> [Short problem]: Put every item below into a two-column CSV with the headers "item_text" and "item_answer", one row per item. Place each item's text and its answer in their own quoted field, replace any line breaks with spaces, and omit the pictures.

> [Stored items]:

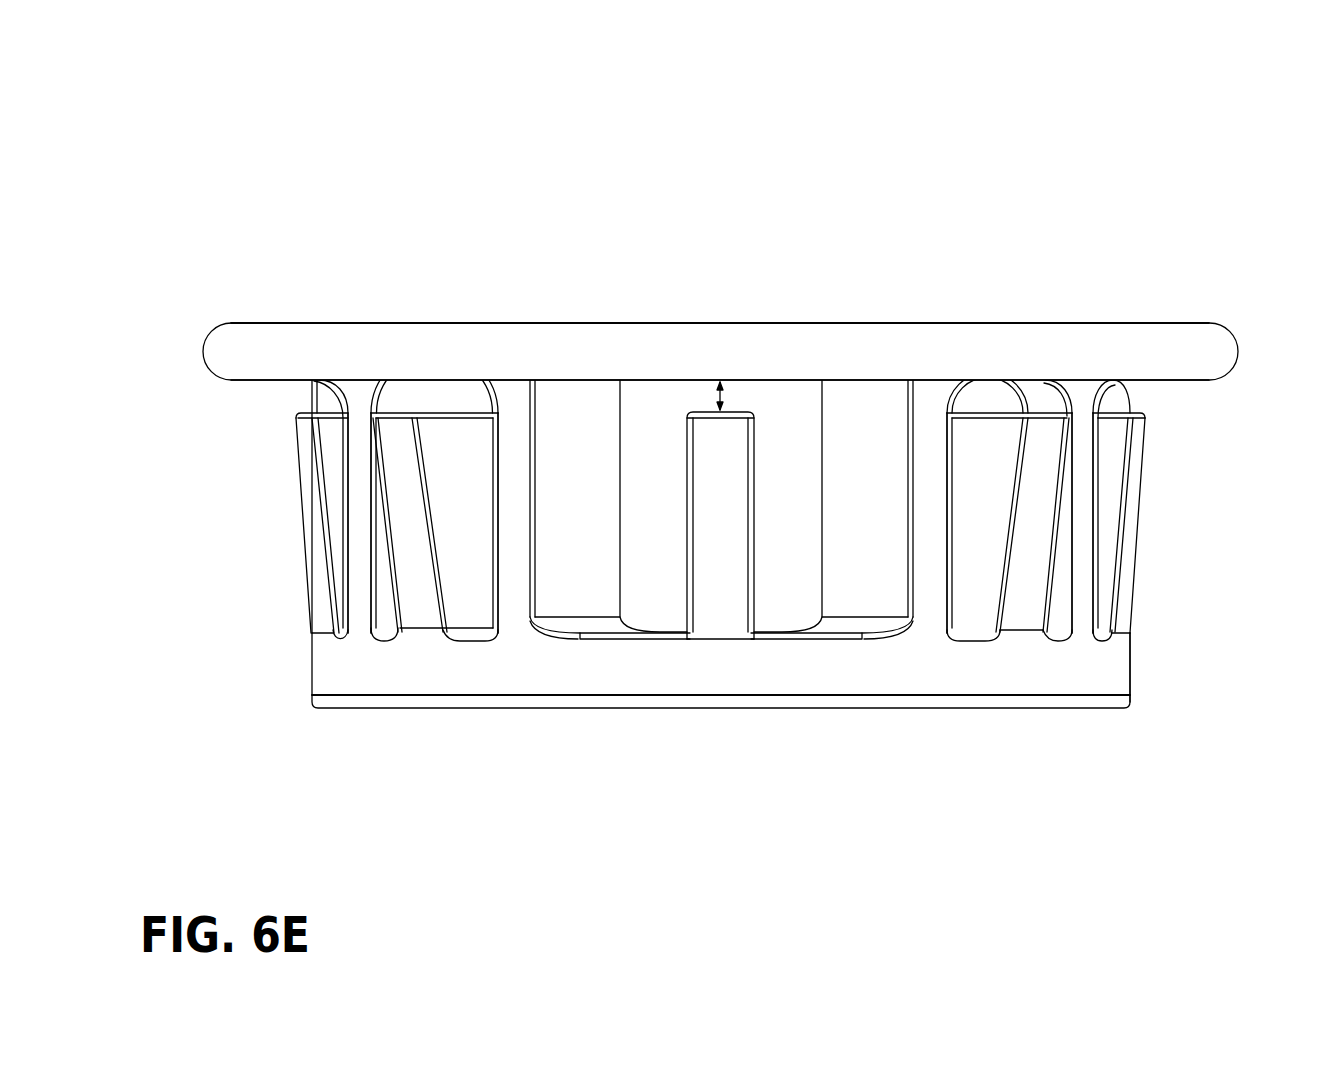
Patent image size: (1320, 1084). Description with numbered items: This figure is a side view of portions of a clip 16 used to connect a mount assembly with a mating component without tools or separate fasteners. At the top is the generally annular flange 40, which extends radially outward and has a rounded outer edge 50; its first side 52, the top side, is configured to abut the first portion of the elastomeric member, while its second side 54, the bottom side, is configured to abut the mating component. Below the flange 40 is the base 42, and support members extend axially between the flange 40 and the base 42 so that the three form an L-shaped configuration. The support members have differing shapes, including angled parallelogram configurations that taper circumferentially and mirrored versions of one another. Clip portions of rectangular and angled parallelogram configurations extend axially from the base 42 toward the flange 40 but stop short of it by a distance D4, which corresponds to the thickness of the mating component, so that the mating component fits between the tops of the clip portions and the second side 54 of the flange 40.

The clip 16 is at (912, 103).
The flange 40 is at (1205, 288).
The base 42 is at (620, 672).
The outer edge 50 is at (203, 345).
The first side 52 is at (252, 323).
The second side 54 is at (259, 381).
The distance D4 is at (722, 398).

> [Result]:
item_text,item_answer
"Patent image size: (1320, 1084). Description with numbered items: This figure is a side view of portions of a clip 16 used to connect a mount assembly with a mating component without tools or separate fasteners. At the top is the generally annular flange 40, which extends radially outward and has a rounded outer edge 50; its first side 52, the top side, is configured to abut the first portion of the elastomeric member, while its second side 54, the bottom side, is configured to abut the mating component. Below the flange 40 is the base 42, and support members extend axially between the flange 40 and the base 42 so that the three form an L-shaped configuration. The support members have differing shapes, including angled parallelogram configurations that taper circumferentially and mirrored versions of one another. Clip portions of rectangular and angled parallelogram configurations extend axially from the base 42 toward the flange 40 but stop short of it by a distance D4, which corresponds to the thickness of the mating component, so that the mating component fits between the tops of the clip portions and the second side 54 of the flange 40.","The clip 16 is at (912, 103). The flange 40 is at (1205, 288). The base 42 is at (620, 672). The outer edge 50 is at (203, 345). The first side 52 is at (252, 323). The second side 54 is at (259, 381). The distance D4 is at (722, 398)."